• TASK BRIEF: Write out all of the entries exactly, please.

Extracted data entries:
- - -

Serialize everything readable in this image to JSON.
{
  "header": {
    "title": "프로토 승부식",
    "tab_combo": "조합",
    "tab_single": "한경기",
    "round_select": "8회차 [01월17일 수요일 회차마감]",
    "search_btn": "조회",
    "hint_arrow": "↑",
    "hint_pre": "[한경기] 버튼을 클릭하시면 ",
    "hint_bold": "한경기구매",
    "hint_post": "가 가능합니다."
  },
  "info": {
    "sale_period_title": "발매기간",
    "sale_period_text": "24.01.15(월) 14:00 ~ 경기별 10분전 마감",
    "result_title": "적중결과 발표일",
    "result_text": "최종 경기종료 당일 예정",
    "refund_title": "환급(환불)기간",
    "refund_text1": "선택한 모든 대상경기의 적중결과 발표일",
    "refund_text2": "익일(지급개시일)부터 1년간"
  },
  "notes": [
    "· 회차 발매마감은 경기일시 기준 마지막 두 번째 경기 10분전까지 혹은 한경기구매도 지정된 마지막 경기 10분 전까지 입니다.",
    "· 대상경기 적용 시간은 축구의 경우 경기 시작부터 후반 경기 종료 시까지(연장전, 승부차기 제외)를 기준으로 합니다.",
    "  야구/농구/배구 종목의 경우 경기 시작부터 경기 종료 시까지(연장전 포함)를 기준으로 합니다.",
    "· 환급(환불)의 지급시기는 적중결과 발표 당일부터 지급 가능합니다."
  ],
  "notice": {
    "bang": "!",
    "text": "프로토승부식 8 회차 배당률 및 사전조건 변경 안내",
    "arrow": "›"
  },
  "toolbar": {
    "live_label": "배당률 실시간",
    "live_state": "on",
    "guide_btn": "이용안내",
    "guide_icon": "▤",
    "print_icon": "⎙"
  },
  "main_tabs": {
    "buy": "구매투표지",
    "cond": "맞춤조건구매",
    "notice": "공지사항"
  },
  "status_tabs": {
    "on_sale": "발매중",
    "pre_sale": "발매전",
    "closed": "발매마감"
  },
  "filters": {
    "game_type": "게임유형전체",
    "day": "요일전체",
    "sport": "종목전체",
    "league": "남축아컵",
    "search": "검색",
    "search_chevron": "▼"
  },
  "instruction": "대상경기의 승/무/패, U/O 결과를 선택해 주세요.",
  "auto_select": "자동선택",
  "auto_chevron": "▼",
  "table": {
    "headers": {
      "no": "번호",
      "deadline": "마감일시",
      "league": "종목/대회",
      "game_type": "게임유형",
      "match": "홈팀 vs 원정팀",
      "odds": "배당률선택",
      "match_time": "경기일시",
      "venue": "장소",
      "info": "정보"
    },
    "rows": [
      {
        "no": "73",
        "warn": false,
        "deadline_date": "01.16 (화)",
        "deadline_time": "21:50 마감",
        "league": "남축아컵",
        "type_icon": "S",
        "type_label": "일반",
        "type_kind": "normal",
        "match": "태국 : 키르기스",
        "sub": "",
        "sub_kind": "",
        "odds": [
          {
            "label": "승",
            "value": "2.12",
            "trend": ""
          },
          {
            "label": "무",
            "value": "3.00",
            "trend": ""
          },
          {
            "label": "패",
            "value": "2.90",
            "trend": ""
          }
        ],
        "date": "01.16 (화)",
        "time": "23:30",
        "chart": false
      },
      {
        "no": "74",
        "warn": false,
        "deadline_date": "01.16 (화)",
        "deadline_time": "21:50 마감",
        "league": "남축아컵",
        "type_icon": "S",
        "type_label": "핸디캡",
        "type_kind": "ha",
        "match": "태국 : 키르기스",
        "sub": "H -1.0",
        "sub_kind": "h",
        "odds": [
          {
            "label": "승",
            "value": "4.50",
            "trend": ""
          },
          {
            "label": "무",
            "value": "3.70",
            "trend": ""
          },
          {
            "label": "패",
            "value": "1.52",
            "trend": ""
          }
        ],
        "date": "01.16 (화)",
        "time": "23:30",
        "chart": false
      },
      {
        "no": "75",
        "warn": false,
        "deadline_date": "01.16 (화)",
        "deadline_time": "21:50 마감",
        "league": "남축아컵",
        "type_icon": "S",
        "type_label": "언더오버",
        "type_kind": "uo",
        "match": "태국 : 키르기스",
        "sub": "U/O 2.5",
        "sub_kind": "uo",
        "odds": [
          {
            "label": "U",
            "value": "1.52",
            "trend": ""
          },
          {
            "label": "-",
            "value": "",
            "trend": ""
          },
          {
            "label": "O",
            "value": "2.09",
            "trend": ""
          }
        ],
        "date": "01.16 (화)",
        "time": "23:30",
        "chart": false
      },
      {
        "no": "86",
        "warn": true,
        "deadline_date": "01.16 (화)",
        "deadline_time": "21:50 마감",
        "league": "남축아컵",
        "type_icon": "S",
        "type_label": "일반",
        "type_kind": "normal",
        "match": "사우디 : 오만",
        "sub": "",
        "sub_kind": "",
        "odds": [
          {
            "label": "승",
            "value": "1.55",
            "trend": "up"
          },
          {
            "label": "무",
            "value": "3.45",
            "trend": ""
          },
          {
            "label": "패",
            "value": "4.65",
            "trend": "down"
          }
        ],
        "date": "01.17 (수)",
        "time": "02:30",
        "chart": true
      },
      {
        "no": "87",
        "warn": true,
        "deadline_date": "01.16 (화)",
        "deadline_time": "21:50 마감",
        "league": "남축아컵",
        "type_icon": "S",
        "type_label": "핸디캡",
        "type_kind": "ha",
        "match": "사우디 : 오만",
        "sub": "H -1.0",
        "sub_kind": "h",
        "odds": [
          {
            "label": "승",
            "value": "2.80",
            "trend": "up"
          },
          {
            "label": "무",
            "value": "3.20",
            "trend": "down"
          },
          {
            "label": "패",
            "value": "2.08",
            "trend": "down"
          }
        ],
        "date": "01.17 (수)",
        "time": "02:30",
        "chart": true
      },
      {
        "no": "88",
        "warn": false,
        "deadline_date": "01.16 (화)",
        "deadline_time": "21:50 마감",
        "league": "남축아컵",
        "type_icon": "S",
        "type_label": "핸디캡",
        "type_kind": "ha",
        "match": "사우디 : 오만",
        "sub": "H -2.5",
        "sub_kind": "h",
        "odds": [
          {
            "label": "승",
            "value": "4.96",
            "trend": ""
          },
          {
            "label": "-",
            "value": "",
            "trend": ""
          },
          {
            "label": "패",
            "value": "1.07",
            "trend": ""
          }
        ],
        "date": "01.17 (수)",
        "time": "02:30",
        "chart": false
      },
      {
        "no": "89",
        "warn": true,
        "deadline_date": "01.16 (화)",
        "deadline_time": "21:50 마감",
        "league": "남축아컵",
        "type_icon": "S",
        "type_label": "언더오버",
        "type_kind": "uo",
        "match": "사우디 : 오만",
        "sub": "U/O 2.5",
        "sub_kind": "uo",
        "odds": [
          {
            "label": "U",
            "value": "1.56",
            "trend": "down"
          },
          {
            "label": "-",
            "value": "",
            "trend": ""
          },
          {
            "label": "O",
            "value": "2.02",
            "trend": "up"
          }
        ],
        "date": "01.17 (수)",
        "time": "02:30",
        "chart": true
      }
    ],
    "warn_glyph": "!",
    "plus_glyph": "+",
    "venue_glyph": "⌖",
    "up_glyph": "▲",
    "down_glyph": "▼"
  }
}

- - -

• THE RESPONSE:
Serialize everything readable in this image to JSON.
{
  "header": {
    "title": "프로토 승부식",
    "tab_combo": "조합",
    "tab_single": "한경기",
    "round_select": "8회차 [01월17일 수요일 회차마감]",
    "search_btn": "조회",
    "hint_arrow": "↑",
    "hint_pre": "[한경기] 버튼을 클릭하시면 ",
    "hint_bold": "한경기구매",
    "hint_post": "가 가능합니다."
  },
  "info": {
    "sale_period_title": "발매기간",
    "sale_period_text": "24.01.15(월) 14:00 ~ 경기별 10분전 마감",
    "result_title": "적중결과 발표일",
    "result_text": "최종 경기종료 당일 예정",
    "refund_title": "환급(환불)기간",
    "refund_text1": "선택한 모든 대상경기의 적중결과 발표일",
    "refund_text2": "익일(지급개시일)부터 1년간"
  },
  "notes": [
    "· 회차 발매마감은 경기일시 기준 마지막 두 번째 경기 10분전까지 혹은 한경기구매도 지정된 마지막 경기 10분 전까지 입니다.",
    "· 대상경기 적용 시간은 축구의 경우 경기 시작부터 후반 경기 종료 시까지(연장전, 승부차기 제외)를 기준으로 합니다.",
    "  야구/농구/배구 종목의 경우 경기 시작부터 경기 종료 시까지(연장전 포함)를 기준으로 합니다.",
    "· 환급(환불)의 지급시기는 적중결과 발표 당일부터 지급 가능합니다."
  ],
  "notice": {
    "bang": "!",
    "text": "프로토승부식 8 회차 배당률 및 사전조건 변경 안내",
    "arrow": "›"
  },
  "toolbar": {
    "live_label": "배당률 실시간",
    "live_state": "on",
    "guide_btn": "이용안내",
    "guide_icon": "▤",
    "print_icon": "⎙"
  },
  "main_tabs": {
    "buy": "구매투표지",
    "cond": "맞춤조건구매",
    "notice": "공지사항"
  },
  "status_tabs": {
    "on_sale": "발매중",
    "pre_sale": "발매전",
    "closed": "발매마감"
  },
  "filters": {
    "game_type": "게임유형전체",
    "day": "요일전체",
    "sport": "종목전체",
    "league": "남축아컵",
    "search": "검색",
    "search_chevron": "▼"
  },
  "instruction": "대상경기의 승/무/패, U/O 결과를 선택해 주세요.",
  "auto_select": "자동선택",
  "auto_chevron": "▼",
  "table": {
    "headers": {
      "no": "번호",
      "deadline": "마감일시",
      "league": "종목/대회",
      "game_type": "게임유형",
      "match": "홈팀 vs 원정팀",
      "odds": "배당률선택",
      "match_time": "경기일시",
      "venue": "장소",
      "info": "정보"
    },
    "rows": [
      {
        "no": "73",
        "warn": false,
        "deadline_date": "01.16 (화)",
        "deadline_time": "21:50 마감",
        "league": "남축아컵",
        "type_icon": "S",
        "type_label": "일반",
        "type_kind": "normal",
        "match": "태국 : 키르기스",
        "sub": "",
        "sub_kind": "",
        "odds": [
          {
            "label": "승",
            "value": "2.12",
            "trend": ""
          },
          {
            "label": "무",
            "value": "3.00",
            "trend": ""
          },
          {
            "label": "패",
            "value": "2.90",
            "trend": ""
          }
        ],
        "date": "01.16 (화)",
        "time": "23:30",
        "chart": false
      },
      {
        "no": "74",
        "warn": false,
        "deadline_date": "01.16 (화)",
        "deadline_time": "21:50 마감",
        "league": "남축아컵",
        "type_icon": "S",
        "type_label": "핸디캡",
        "type_kind": "ha",
        "match": "태국 : 키르기스",
        "sub": "H -1.0",
        "sub_kind": "h",
        "odds": [
          {
            "label": "승",
            "value": "4.50",
            "trend": ""
          },
          {
            "label": "무",
            "value": "3.70",
            "trend": ""
          },
          {
            "label": "패",
            "value": "1.52",
            "trend": ""
          }
        ],
        "date": "01.16 (화)",
        "time": "23:30",
        "chart": false
      },
      {
        "no": "75",
        "warn": false,
        "deadline_date": "01.16 (화)",
        "deadline_time": "21:50 마감",
        "league": "남축아컵",
        "type_icon": "S",
        "type_label": "언더오버",
        "type_kind": "uo",
        "match": "태국 : 키르기스",
        "sub": "U/O 2.5",
        "sub_kind": "uo",
        "odds": [
          {
            "label": "U",
            "value": "1.52",
            "trend": ""
          },
          {
            "label": "-",
            "value": "",
            "trend": ""
          },
          {
            "label": "O",
            "value": "2.09",
            "trend": ""
          }
        ],
        "date": "01.16 (화)",
        "time": "23:30",
        "chart": false
      },
      {
        "no": "86",
        "warn": true,
        "deadline_date": "01.16 (화)",
        "deadline_time": "21:50 마감",
        "league": "남축아컵",
        "type_icon": "S",
        "type_label": "일반",
        "type_kind": "normal",
        "match": "사우디 : 오만",
        "sub": "",
        "sub_kind": "",
        "odds": [
          {
            "label": "승",
            "value": "1.55",
            "trend": "up"
          },
          {
            "label": "무",
            "value": "3.45",
            "trend": ""
          },
          {
            "label": "패",
            "value": "4.65",
            "trend": "down"
          }
        ],
        "date": "01.17 (수)",
        "time": "02:30",
        "chart": true
      },
      {
        "no": "87",
        "warn": true,
        "deadline_date": "01.16 (화)",
        "deadline_time": "21:50 마감",
        "league": "남축아컵",
        "type_icon": "S",
        "type_label": "핸디캡",
        "type_kind": "ha",
        "match": "사우디 : 오만",
        "sub": "H -1.0",
        "sub_kind": "h",
        "odds": [
          {
            "label": "승",
            "value": "2.80",
            "trend": "up"
          },
          {
            "label": "무",
            "value": "3.20",
            "trend": "down"
          },
          {
            "label": "패",
            "value": "2.08",
            "trend": "down"
          }
        ],
        "date": "01.17 (수)",
        "time": "02:30",
        "chart": true
      },
      {
        "no": "88",
        "warn": false,
        "deadline_date": "01.16 (화)",
        "deadline_time": "21:50 마감",
        "league": "남축아컵",
        "type_icon": "S",
        "type_label": "핸디캡",
        "type_kind": "ha",
        "match": "사우디 : 오만",
        "sub": "H -2.5",
        "sub_kind": "h",
        "odds": [
          {
            "label": "승",
            "value": "4.96",
            "trend": ""
          },
          {
            "label": "-",
            "value": "",
            "trend": ""
          },
          {
            "label": "패",
            "value": "1.07",
            "trend": ""
          }
        ],
        "date": "01.17 (수)",
        "time": "02:30",
        "chart": false
      },
      {
        "no": "89",
        "warn": true,
        "deadline_date": "01.16 (화)",
        "deadline_time": "21:50 마감",
        "league": "남축아컵",
        "type_icon": "S",
        "type_label": "언더오버",
        "type_kind": "uo",
        "match": "사우디 : 오만",
        "sub": "U/O 2.5",
        "sub_kind": "uo",
        "odds": [
          {
            "label": "U",
            "value": "1.56",
            "trend": "down"
          },
          {
            "label": "-",
            "value": "",
            "trend": ""
          },
          {
            "label": "O",
            "value": "2.02",
            "trend": "up"
          }
        ],
        "date": "01.17 (수)",
        "time": "02:30",
        "chart": true
      }
    ],
    "warn_glyph": "!",
    "plus_glyph": "+",
    "venue_glyph": "⌖",
    "up_glyph": "▲",
    "down_glyph": "▼"
  }
}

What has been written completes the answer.